**STATED GOAL**
Give the records back in full, exactly as they read.

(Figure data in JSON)
_ _ _ _

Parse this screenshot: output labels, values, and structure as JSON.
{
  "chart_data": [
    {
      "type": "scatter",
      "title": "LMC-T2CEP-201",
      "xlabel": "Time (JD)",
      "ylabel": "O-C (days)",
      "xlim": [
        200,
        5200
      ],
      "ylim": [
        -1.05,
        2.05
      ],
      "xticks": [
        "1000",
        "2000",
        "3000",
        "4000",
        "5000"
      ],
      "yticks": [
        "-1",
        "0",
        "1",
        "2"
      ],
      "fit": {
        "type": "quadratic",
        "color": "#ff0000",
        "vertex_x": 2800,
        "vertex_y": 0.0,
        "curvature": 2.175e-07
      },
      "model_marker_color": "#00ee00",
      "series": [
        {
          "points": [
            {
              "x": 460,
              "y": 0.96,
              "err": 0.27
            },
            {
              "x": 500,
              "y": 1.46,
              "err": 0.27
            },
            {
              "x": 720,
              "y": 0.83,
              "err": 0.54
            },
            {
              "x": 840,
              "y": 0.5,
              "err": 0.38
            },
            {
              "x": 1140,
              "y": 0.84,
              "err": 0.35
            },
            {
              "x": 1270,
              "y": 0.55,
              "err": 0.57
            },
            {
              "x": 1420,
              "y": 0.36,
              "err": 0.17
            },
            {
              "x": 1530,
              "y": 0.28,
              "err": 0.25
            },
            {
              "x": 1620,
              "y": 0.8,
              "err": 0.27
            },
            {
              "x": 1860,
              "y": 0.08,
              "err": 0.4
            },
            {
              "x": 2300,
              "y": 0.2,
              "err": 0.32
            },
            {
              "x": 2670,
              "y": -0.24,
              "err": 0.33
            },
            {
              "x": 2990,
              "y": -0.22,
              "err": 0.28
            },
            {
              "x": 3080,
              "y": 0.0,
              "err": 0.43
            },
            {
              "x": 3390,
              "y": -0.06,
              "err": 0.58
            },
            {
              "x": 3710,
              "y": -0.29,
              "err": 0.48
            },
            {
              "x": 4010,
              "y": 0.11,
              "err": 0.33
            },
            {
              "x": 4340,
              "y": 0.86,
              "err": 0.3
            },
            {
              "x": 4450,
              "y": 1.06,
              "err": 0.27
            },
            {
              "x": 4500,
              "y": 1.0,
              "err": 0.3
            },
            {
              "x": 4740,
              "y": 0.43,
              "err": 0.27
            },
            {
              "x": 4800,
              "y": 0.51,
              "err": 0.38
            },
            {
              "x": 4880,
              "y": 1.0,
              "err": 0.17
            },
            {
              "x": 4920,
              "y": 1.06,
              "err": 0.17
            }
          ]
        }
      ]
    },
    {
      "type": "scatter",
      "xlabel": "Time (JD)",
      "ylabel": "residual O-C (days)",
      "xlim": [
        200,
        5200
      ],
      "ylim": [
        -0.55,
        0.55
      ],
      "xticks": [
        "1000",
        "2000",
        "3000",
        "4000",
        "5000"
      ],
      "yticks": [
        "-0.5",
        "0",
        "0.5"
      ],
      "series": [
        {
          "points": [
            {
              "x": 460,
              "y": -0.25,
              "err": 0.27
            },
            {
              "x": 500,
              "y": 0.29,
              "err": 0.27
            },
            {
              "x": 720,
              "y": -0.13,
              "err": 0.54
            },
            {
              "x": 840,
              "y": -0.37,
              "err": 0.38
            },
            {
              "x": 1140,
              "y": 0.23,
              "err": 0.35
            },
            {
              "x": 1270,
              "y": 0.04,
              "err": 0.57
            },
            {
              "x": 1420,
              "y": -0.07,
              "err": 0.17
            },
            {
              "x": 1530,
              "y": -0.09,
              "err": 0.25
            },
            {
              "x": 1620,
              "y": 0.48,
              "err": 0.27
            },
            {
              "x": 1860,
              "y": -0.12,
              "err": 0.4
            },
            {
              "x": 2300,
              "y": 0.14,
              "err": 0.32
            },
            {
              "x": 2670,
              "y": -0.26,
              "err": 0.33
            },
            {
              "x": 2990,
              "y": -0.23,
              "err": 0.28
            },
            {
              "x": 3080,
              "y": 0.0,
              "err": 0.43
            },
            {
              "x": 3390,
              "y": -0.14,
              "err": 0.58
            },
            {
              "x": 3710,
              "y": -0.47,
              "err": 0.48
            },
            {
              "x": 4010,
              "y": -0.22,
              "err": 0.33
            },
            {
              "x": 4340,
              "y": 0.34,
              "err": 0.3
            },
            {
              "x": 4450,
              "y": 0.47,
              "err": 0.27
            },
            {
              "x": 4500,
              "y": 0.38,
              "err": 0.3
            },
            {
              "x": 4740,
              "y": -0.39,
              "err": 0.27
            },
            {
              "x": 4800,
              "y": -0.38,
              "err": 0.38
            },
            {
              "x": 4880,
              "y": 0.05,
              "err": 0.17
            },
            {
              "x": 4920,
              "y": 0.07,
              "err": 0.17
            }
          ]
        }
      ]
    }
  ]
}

_ _ _ _

**ANSWER FOR THIS EXERCISE**
Parse this screenshot: output labels, values, and structure as JSON.
{
  "chart_data": [
    {
      "type": "scatter",
      "title": "LMC-T2CEP-201",
      "xlabel": "Time (JD)",
      "ylabel": "O-C (days)",
      "xlim": [
        200,
        5200
      ],
      "ylim": [
        -1.05,
        2.05
      ],
      "xticks": [
        "1000",
        "2000",
        "3000",
        "4000",
        "5000"
      ],
      "yticks": [
        "-1",
        "0",
        "1",
        "2"
      ],
      "fit": {
        "type": "quadratic",
        "color": "#ff0000",
        "vertex_x": 2800,
        "vertex_y": 0.0,
        "curvature": 2.175e-07
      },
      "model_marker_color": "#00ee00",
      "series": [
        {
          "points": [
            {
              "x": 460,
              "y": 0.96,
              "err": 0.27
            },
            {
              "x": 500,
              "y": 1.46,
              "err": 0.27
            },
            {
              "x": 720,
              "y": 0.83,
              "err": 0.54
            },
            {
              "x": 840,
              "y": 0.5,
              "err": 0.38
            },
            {
              "x": 1140,
              "y": 0.84,
              "err": 0.35
            },
            {
              "x": 1270,
              "y": 0.55,
              "err": 0.57
            },
            {
              "x": 1420,
              "y": 0.36,
              "err": 0.17
            },
            {
              "x": 1530,
              "y": 0.28,
              "err": 0.25
            },
            {
              "x": 1620,
              "y": 0.8,
              "err": 0.27
            },
            {
              "x": 1860,
              "y": 0.08,
              "err": 0.4
            },
            {
              "x": 2300,
              "y": 0.2,
              "err": 0.32
            },
            {
              "x": 2670,
              "y": -0.24,
              "err": 0.33
            },
            {
              "x": 2990,
              "y": -0.22,
              "err": 0.28
            },
            {
              "x": 3080,
              "y": 0.0,
              "err": 0.43
            },
            {
              "x": 3390,
              "y": -0.06,
              "err": 0.58
            },
            {
              "x": 3710,
              "y": -0.29,
              "err": 0.48
            },
            {
              "x": 4010,
              "y": 0.11,
              "err": 0.33
            },
            {
              "x": 4340,
              "y": 0.86,
              "err": 0.3
            },
            {
              "x": 4450,
              "y": 1.06,
              "err": 0.27
            },
            {
              "x": 4500,
              "y": 1.0,
              "err": 0.3
            },
            {
              "x": 4740,
              "y": 0.43,
              "err": 0.27
            },
            {
              "x": 4800,
              "y": 0.51,
              "err": 0.38
            },
            {
              "x": 4880,
              "y": 1.0,
              "err": 0.17
            },
            {
              "x": 4920,
              "y": 1.06,
              "err": 0.17
            }
          ]
        }
      ]
    },
    {
      "type": "scatter",
      "xlabel": "Time (JD)",
      "ylabel": "residual O-C (days)",
      "xlim": [
        200,
        5200
      ],
      "ylim": [
        -0.55,
        0.55
      ],
      "xticks": [
        "1000",
        "2000",
        "3000",
        "4000",
        "5000"
      ],
      "yticks": [
        "-0.5",
        "0",
        "0.5"
      ],
      "series": [
        {
          "points": [
            {
              "x": 460,
              "y": -0.25,
              "err": 0.27
            },
            {
              "x": 500,
              "y": 0.29,
              "err": 0.27
            },
            {
              "x": 720,
              "y": -0.13,
              "err": 0.54
            },
            {
              "x": 840,
              "y": -0.37,
              "err": 0.38
            },
            {
              "x": 1140,
              "y": 0.23,
              "err": 0.35
            },
            {
              "x": 1270,
              "y": 0.04,
              "err": 0.57
            },
            {
              "x": 1420,
              "y": -0.07,
              "err": 0.17
            },
            {
              "x": 1530,
              "y": -0.09,
              "err": 0.25
            },
            {
              "x": 1620,
              "y": 0.48,
              "err": 0.27
            },
            {
              "x": 1860,
              "y": -0.12,
              "err": 0.4
            },
            {
              "x": 2300,
              "y": 0.14,
              "err": 0.32
            },
            {
              "x": 2670,
              "y": -0.26,
              "err": 0.33
            },
            {
              "x": 2990,
              "y": -0.23,
              "err": 0.28
            },
            {
              "x": 3080,
              "y": 0.0,
              "err": 0.43
            },
            {
              "x": 3390,
              "y": -0.14,
              "err": 0.58
            },
            {
              "x": 3710,
              "y": -0.47,
              "err": 0.48
            },
            {
              "x": 4010,
              "y": -0.22,
              "err": 0.33
            },
            {
              "x": 4340,
              "y": 0.34,
              "err": 0.3
            },
            {
              "x": 4450,
              "y": 0.47,
              "err": 0.27
            },
            {
              "x": 4500,
              "y": 0.38,
              "err": 0.3
            },
            {
              "x": 4740,
              "y": -0.39,
              "err": 0.27
            },
            {
              "x": 4800,
              "y": -0.38,
              "err": 0.38
            },
            {
              "x": 4880,
              "y": 0.05,
              "err": 0.17
            },
            {
              "x": 4920,
              "y": 0.07,
              "err": 0.17
            }
          ]
        }
      ]
    }
  ]
}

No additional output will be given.